Short exercise —
Copy out each line of the material below that holds the string "SystemRoot".

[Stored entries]
+ + +

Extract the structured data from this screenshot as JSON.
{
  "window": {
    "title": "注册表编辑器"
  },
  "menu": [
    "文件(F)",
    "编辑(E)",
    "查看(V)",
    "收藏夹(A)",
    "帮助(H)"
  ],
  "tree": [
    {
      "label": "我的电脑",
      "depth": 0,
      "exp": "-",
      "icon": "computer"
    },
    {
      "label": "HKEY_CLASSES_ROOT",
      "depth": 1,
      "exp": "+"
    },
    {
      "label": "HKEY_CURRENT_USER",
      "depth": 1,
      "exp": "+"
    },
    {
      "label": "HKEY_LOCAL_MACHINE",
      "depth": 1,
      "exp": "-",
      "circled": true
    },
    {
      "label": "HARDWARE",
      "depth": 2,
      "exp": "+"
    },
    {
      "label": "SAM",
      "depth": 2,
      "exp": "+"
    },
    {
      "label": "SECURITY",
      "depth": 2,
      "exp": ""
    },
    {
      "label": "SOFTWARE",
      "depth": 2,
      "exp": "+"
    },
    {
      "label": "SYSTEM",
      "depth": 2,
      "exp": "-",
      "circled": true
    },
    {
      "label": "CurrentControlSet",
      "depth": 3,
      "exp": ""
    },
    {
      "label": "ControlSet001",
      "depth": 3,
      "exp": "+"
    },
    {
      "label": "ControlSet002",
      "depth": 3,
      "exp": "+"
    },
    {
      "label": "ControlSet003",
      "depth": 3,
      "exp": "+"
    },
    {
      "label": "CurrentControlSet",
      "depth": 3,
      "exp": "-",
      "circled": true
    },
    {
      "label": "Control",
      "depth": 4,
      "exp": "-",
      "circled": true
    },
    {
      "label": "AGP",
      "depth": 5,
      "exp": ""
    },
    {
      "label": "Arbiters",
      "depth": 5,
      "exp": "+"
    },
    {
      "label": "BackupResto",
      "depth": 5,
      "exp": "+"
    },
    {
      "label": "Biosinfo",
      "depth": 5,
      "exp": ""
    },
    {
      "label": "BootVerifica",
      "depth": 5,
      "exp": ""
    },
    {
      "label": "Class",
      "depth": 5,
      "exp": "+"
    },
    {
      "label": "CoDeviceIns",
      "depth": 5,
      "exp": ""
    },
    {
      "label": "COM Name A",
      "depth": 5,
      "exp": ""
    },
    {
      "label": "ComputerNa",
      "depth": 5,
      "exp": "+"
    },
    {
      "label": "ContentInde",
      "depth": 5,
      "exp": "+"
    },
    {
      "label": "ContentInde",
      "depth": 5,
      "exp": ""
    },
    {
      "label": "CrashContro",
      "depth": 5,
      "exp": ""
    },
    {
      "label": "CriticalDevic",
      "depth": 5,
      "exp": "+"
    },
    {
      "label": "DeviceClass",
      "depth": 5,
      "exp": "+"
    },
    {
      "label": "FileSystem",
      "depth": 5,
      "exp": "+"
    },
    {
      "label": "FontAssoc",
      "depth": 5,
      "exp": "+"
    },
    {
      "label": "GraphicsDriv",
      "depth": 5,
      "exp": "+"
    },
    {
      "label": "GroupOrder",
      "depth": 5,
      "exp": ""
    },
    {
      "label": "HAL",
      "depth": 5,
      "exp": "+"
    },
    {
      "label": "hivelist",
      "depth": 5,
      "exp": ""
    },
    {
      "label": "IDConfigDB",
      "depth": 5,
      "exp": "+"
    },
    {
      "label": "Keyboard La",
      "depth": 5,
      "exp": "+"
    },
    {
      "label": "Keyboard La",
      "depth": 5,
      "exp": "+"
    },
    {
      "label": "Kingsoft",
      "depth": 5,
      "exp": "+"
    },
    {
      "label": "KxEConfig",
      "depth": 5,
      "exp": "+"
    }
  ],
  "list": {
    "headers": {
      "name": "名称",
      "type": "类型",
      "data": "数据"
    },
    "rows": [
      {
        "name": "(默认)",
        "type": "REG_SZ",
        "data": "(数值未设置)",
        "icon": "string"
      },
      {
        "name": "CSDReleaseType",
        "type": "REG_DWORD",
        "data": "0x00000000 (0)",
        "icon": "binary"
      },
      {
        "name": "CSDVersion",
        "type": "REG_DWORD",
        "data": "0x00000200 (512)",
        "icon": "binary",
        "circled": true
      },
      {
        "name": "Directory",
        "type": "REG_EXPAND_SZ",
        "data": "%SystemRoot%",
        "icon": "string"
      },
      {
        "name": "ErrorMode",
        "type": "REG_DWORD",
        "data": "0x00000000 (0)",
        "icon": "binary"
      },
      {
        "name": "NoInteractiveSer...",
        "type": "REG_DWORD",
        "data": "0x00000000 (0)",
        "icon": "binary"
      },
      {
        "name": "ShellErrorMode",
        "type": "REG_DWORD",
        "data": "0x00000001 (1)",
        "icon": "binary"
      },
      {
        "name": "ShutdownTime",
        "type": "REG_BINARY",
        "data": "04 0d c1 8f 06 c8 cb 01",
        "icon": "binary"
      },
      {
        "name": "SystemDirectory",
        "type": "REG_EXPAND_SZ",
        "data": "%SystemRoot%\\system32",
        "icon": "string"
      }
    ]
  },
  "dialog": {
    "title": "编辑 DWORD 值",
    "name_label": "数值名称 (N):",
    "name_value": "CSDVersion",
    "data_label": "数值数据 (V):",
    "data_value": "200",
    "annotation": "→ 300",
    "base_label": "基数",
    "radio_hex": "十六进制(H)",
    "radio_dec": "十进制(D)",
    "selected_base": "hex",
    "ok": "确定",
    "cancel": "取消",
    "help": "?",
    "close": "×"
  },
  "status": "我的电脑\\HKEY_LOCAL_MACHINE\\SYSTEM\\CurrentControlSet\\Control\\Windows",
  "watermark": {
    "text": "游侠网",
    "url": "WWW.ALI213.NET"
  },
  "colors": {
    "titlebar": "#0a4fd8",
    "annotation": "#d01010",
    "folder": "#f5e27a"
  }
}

+ + +

The solution —
        "data": "%SystemRoot%",
        "data": "%SystemRoot%\\system32",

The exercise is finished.